## Excerpt
* Start *
Explanation / Answer
a) If X(w) is fourier transform of x(t),
then,X(w)*exp(-jwa) is fourier transform of x(t-a).
Let Y(w) be the fourier transform of d(x(t))/dt .
Therefore Y(w) = lim a->0 *( X(w) - X(w)* exp(-jwa) ) / a.
Y(w) = X(w)*( 1- exp(-jwa) ) / a . -(1)
using taylor series expansion, exp(x) = 1 + x + x^2/2 ....... ;
thus, lim x-> 0 ,( 1-exp(x) ) = -x .
Using the same in equation (1),Y(w) = X(w) * -1*(-jwa) / a = X(w) * jw .
b) Here Y(w) =( X(w)* exp(-jw(-a)) - X(w) )/a (fourier transform of x(t+a ) is X(w)*exp(-jw*(-a))
= X(w) * (exp(jwa)-1)/a = X(w)*jw .
* End *
## To-do list
A - Rewrite the part of the Fourier transform derivation that begins "b) Here Y(w) =" as a short list that keeps its main facts.
B - Extend the Fourier transform derivation past its final line.
The listing has nothing to do with these tasks.

## Bounding box entries
* Start *
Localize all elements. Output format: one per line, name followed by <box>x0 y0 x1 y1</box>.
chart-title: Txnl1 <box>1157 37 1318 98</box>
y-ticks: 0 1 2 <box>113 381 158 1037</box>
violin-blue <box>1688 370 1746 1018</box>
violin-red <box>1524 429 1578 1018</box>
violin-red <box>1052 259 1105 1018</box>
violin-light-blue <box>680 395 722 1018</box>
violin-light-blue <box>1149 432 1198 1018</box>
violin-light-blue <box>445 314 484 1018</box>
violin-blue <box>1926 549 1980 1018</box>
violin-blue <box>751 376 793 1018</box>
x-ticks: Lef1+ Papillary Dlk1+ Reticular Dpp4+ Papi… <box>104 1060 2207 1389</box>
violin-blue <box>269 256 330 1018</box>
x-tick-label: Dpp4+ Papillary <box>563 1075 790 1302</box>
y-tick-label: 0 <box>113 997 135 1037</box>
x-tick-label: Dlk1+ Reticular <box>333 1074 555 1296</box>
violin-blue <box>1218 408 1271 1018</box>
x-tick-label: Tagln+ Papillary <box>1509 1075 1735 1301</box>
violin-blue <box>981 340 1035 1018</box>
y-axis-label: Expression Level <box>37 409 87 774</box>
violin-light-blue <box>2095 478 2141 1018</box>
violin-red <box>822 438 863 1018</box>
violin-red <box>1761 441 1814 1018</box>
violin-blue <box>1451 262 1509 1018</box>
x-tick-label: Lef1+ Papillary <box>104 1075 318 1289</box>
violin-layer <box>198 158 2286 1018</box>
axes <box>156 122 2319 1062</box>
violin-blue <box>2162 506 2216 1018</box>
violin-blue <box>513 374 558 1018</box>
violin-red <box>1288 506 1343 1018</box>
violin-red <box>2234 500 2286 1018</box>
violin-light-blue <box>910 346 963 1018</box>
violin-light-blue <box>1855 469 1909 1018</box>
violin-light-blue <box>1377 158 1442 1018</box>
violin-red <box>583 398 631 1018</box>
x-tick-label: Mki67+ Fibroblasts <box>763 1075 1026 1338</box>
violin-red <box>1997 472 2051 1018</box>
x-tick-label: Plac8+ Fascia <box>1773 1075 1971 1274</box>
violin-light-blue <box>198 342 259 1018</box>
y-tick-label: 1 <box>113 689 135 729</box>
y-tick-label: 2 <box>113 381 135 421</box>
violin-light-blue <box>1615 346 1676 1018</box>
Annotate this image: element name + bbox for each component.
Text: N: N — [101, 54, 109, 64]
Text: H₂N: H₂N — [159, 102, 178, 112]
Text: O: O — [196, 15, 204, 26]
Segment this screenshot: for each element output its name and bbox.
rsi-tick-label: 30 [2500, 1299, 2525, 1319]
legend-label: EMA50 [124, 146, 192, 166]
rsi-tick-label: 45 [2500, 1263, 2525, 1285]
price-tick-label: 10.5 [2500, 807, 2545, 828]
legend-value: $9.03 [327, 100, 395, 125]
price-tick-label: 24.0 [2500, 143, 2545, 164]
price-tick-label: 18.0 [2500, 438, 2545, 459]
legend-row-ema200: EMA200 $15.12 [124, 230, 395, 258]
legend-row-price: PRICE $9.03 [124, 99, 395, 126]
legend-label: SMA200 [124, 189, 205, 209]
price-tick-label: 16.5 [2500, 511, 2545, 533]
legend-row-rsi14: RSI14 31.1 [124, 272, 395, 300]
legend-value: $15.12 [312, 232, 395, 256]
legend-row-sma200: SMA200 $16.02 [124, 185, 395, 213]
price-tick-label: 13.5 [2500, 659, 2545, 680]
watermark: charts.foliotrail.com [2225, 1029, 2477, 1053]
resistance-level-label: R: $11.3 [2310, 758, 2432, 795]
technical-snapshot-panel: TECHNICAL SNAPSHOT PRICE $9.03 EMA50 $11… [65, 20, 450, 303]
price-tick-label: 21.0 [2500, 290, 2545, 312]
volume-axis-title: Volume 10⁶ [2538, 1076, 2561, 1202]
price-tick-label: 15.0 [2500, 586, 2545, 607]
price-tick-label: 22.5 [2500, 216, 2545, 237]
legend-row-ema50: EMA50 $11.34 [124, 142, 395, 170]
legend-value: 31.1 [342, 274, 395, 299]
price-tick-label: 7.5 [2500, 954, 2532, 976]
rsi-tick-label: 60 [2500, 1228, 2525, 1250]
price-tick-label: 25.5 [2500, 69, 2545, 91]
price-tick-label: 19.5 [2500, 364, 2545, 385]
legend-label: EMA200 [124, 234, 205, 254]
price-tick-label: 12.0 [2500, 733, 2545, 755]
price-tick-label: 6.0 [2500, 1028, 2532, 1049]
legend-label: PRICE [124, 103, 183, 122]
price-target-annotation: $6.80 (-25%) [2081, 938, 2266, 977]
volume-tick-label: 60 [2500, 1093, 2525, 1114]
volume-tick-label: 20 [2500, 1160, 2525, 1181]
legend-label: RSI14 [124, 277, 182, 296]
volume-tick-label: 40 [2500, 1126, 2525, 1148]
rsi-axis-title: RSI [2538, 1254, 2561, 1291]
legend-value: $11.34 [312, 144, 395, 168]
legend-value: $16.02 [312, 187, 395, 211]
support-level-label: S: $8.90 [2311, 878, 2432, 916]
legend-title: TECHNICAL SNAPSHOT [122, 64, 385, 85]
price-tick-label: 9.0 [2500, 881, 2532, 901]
* End *
## Answers in order
A -
- Y(w) = (X(w)·exp(-jw(-a)) − X(w))/a, because the Fourier transform of x(t+a) is X(w)·exp(-jw(-a)).
- This equals X(w)·(exp(jwa) − 1)/a = X(w)·jw.

B -
c) since sin(a*t) is differential of -cos(a*t) / a ,therefore
fourier( sin(a*t) ) = -(1/a)*jw*pi*(delta(w+a) + delta(w-a) )
= - (1/a)*pi*j*(w*delta(w+a) + w*delta(w-a))
w*delta(w-a) = a*delta(w-a) and w*delta(w+a) = -a*delta(w+a) (this is due to the fact that delta(w-a) is only non zero at a)
thus fourier( sin(a*t) ) = j*pi*(delta(w+a) - delta(w-a) )